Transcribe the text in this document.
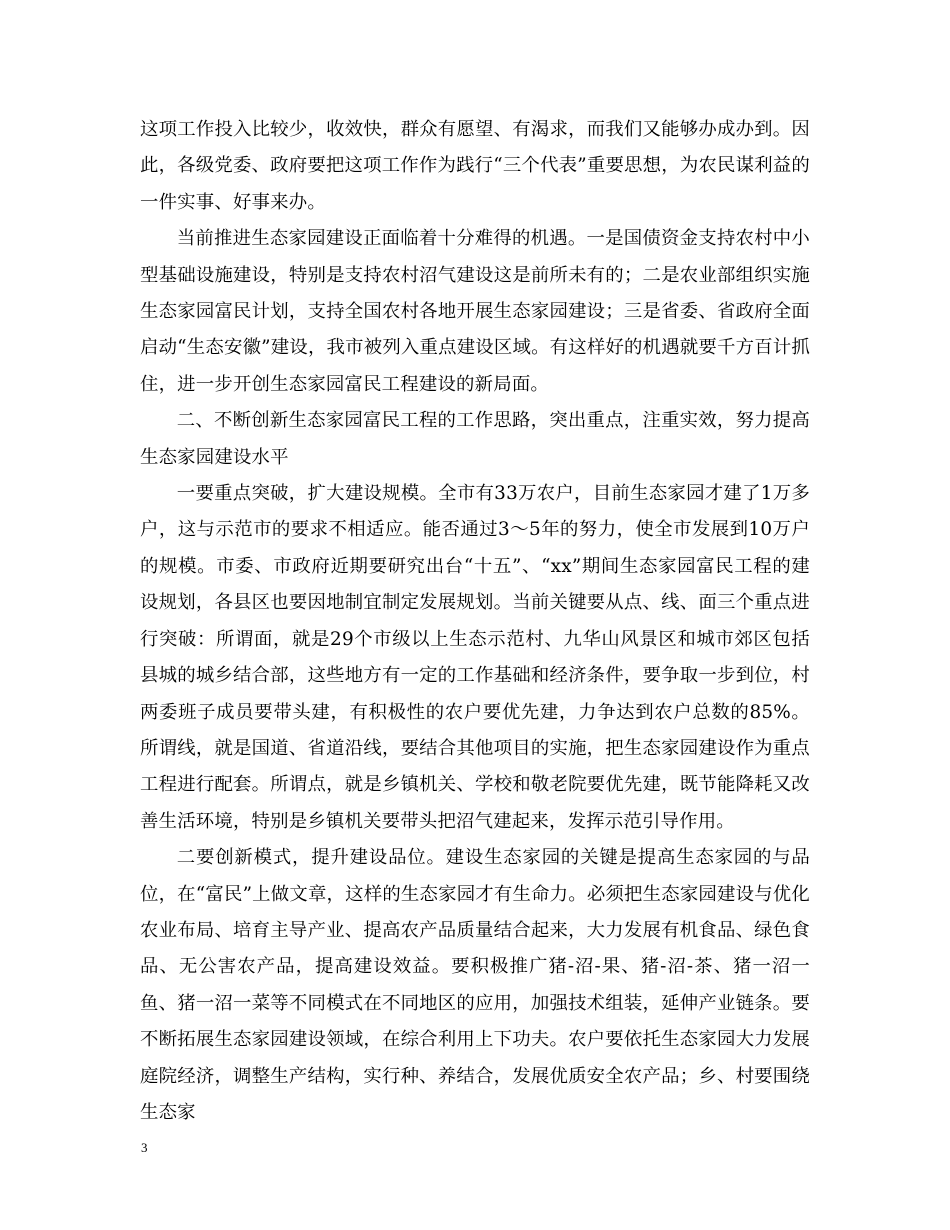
这项工作投入比较少，收效快，群众有愿望、有渴求，而我们又能够办成办到。因此，各级党委、政府要把这项工作作为践行“三个代表”重要思想，为农民谋利益的一件实事、好事来办。

当前推进生态家园建设正面临着十分难得的机遇。一是国债资金支持农村中小型基础设施建设，特别是支持农村沼气建设这是前所未有的；二是农业部组织实施生态家园富民计划，支持全国农村各地开展生态家园建设；三是省委、省政府全面启动“生态安徽”建设，我市被列入重点建设区域。有这样好的机遇就要千方百计抓住，进一步开创生态家园富民工程建设的新局面。

二、不断创新生态家园富民工程的工作思路，突出重点，注重实效，努力提高生态家园建设水平

一要重点突破，扩大建设规模。全市有33万农户，目前生态家园才建了1万多户，这与示范市的要求不相适应。能否通过3～5年的努力，使全市发展到10万户的规模。市委、市政府近期要研究出台“十五”、“xx”期间生态家园富民工程的建设规划，各县区也要因地制宜制定发展规划。当前关键要从点、线、面三个重点进行突破：所谓面，就是29个市级以上生态示范村、九华山风景区和城市郊区包括县城的城乡结合部，这些地方有一定的工作基础和经济条件，要争取一步到位，村两委班子成员要带头建，有积极性的农户要优先建，力争达到农户总数的85%。所谓线，就是国道、省道沿线，要结合其他项目的实施，把生态家园建设作为重点工程进行配套。所谓点，就是乡镇机关、学校和敬老院要优先建，既节能降耗又改善生活环境，特别是乡镇机关要带头把沼气建起来，发挥示范引导作用。

二要创新模式，提升建设品位。建设生态家园的关键是提高生态家园的与品位，在“富民”上做文章，这样的生态家园才有生命力。必须把生态家园建设与优化农业布局、培育主导产业、提高农产品质量结合起来，大力发展有机食品、绿色食品、无公害农产品，提高建设效益。要积极推广猪-沼-果、猪-沼-茶、猪一沼一鱼、猪一沼一菜等不同模式在不同地区的应用，加强技术组装，延伸产业链条。要不断拓展生态家园建设领域，在综合利用上下功夫。农户要依托生态家园大力发展庭院经济，调整生产结构，实行种、养结合，发展优质安全农产品；乡、村要围绕生态家

3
######
JOB:
Go through the listing above and quote it exactly, apart from its images.

RESULT OF THIS TASK:
Transcribe the text in this document.
这项工作投入比较少，收效快，群众有愿望、有渴求，而我们又能够办成办到。因此，各级党委、政府要把这项工作作为践行“三个代表”重要思想，为农民谋利益的一件实事、好事来办。

当前推进生态家园建设正面临着十分难得的机遇。一是国债资金支持农村中小型基础设施建设，特别是支持农村沼气建设这是前所未有的；二是农业部组织实施生态家园富民计划，支持全国农村各地开展生态家园建设；三是省委、省政府全面启动“生态安徽”建设，我市被列入重点建设区域。有这样好的机遇就要千方百计抓住，进一步开创生态家园富民工程建设的新局面。

二、不断创新生态家园富民工程的工作思路，突出重点，注重实效，努力提高生态家园建设水平

一要重点突破，扩大建设规模。全市有33万农户，目前生态家园才建了1万多户，这与示范市的要求不相适应。能否通过3～5年的努力，使全市发展到10万户的规模。市委、市政府近期要研究出台“十五”、“xx”期间生态家园富民工程的建设规划，各县区也要因地制宜制定发展规划。当前关键要从点、线、面三个重点进行突破：所谓面，就是29个市级以上生态示范村、九华山风景区和城市郊区包括县城的城乡结合部，这些地方有一定的工作基础和经济条件，要争取一步到位，村两委班子成员要带头建，有积极性的农户要优先建，力争达到农户总数的85%。所谓线，就是国道、省道沿线，要结合其他项目的实施，把生态家园建设作为重点工程进行配套。所谓点，就是乡镇机关、学校和敬老院要优先建，既节能降耗又改善生活环境，特别是乡镇机关要带头把沼气建起来，发挥示范引导作用。

二要创新模式，提升建设品位。建设生态家园的关键是提高生态家园的与品位，在“富民”上做文章，这样的生态家园才有生命力。必须把生态家园建设与优化农业布局、培育主导产业、提高农产品质量结合起来，大力发展有机食品、绿色食品、无公害农产品，提高建设效益。要积极推广猪-沼-果、猪-沼-茶、猪一沼一鱼、猪一沼一菜等不同模式在不同地区的应用，加强技术组装，延伸产业链条。要不断拓展生态家园建设领域，在综合利用上下功夫。农户要依托生态家园大力发展庭院经济，调整生产结构，实行种、养结合，发展优质安全农产品；乡、村要围绕生态家

3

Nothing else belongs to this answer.